** Begin Records for the task **
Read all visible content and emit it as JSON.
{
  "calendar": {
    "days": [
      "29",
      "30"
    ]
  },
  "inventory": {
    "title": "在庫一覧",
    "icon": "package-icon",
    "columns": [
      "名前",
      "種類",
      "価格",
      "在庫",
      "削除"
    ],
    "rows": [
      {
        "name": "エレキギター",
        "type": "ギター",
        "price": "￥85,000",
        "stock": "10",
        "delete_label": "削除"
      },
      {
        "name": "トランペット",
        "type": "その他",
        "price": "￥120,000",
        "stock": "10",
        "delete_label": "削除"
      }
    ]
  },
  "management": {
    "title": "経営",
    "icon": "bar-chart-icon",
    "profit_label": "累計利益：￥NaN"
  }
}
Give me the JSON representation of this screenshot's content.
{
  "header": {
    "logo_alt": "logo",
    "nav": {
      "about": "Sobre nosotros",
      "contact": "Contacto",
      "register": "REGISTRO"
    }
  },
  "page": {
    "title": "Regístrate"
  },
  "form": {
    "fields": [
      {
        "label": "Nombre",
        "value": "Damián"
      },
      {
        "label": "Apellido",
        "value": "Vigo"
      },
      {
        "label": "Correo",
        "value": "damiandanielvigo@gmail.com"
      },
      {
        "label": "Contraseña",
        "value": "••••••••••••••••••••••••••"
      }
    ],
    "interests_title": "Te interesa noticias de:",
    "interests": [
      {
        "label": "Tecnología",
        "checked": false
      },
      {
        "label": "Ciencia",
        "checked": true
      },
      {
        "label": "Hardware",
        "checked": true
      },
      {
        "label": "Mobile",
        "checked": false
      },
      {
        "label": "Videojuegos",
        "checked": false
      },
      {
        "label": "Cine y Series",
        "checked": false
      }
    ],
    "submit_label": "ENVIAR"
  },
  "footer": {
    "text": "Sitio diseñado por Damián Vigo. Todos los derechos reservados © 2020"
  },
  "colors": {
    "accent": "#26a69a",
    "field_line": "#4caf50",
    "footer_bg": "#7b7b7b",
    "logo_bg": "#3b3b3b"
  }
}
** End Records for the task **
The records above need to be transcribed in full. Keep every character unchanged.

Output for this task:
Read all visible content and emit it as JSON.
{
  "calendar": {
    "days": [
      "29",
      "30"
    ]
  },
  "inventory": {
    "title": "在庫一覧",
    "icon": "package-icon",
    "columns": [
      "名前",
      "種類",
      "価格",
      "在庫",
      "削除"
    ],
    "rows": [
      {
        "name": "エレキギター",
        "type": "ギター",
        "price": "￥85,000",
        "stock": "10",
        "delete_label": "削除"
      },
      {
        "name": "トランペット",
        "type": "その他",
        "price": "￥120,000",
        "stock": "10",
        "delete_label": "削除"
      }
    ]
  },
  "management": {
    "title": "経営",
    "icon": "bar-chart-icon",
    "profit_label": "累計利益：￥NaN"
  }
}
Give me the JSON representation of this screenshot's content.
{
  "header": {
    "logo_alt": "logo",
    "nav": {
      "about": "Sobre nosotros",
      "contact": "Contacto",
      "register": "REGISTRO"
    }
  },
  "page": {
    "title": "Regístrate"
  },
  "form": {
    "fields": [
      {
        "label": "Nombre",
        "value": "Damián"
      },
      {
        "label": "Apellido",
        "value": "Vigo"
      },
      {
        "label": "Correo",
        "value": "damiandanielvigo@gmail.com"
      },
      {
        "label": "Contraseña",
        "value": "••••••••••••••••••••••••••"
      }
    ],
    "interests_title": "Te interesa noticias de:",
    "interests": [
      {
        "label": "Tecnología",
        "checked": false
      },
      {
        "label": "Ciencia",
        "checked": true
      },
      {
        "label": "Hardware",
        "checked": true
      },
      {
        "label": "Mobile",
        "checked": false
      },
      {
        "label": "Videojuegos",
        "checked": false
      },
      {
        "label": "Cine y Series",
        "checked": false
      }
    ],
    "submit_label": "ENVIAR"
  },
  "footer": {
    "text": "Sitio diseñado por Damián Vigo. Todos los derechos reservados © 2020"
  },
  "colors": {
    "accent": "#26a69a",
    "field_line": "#4caf50",
    "footer_bg": "#7b7b7b",
    "logo_bg": "#3b3b3b"
  }
}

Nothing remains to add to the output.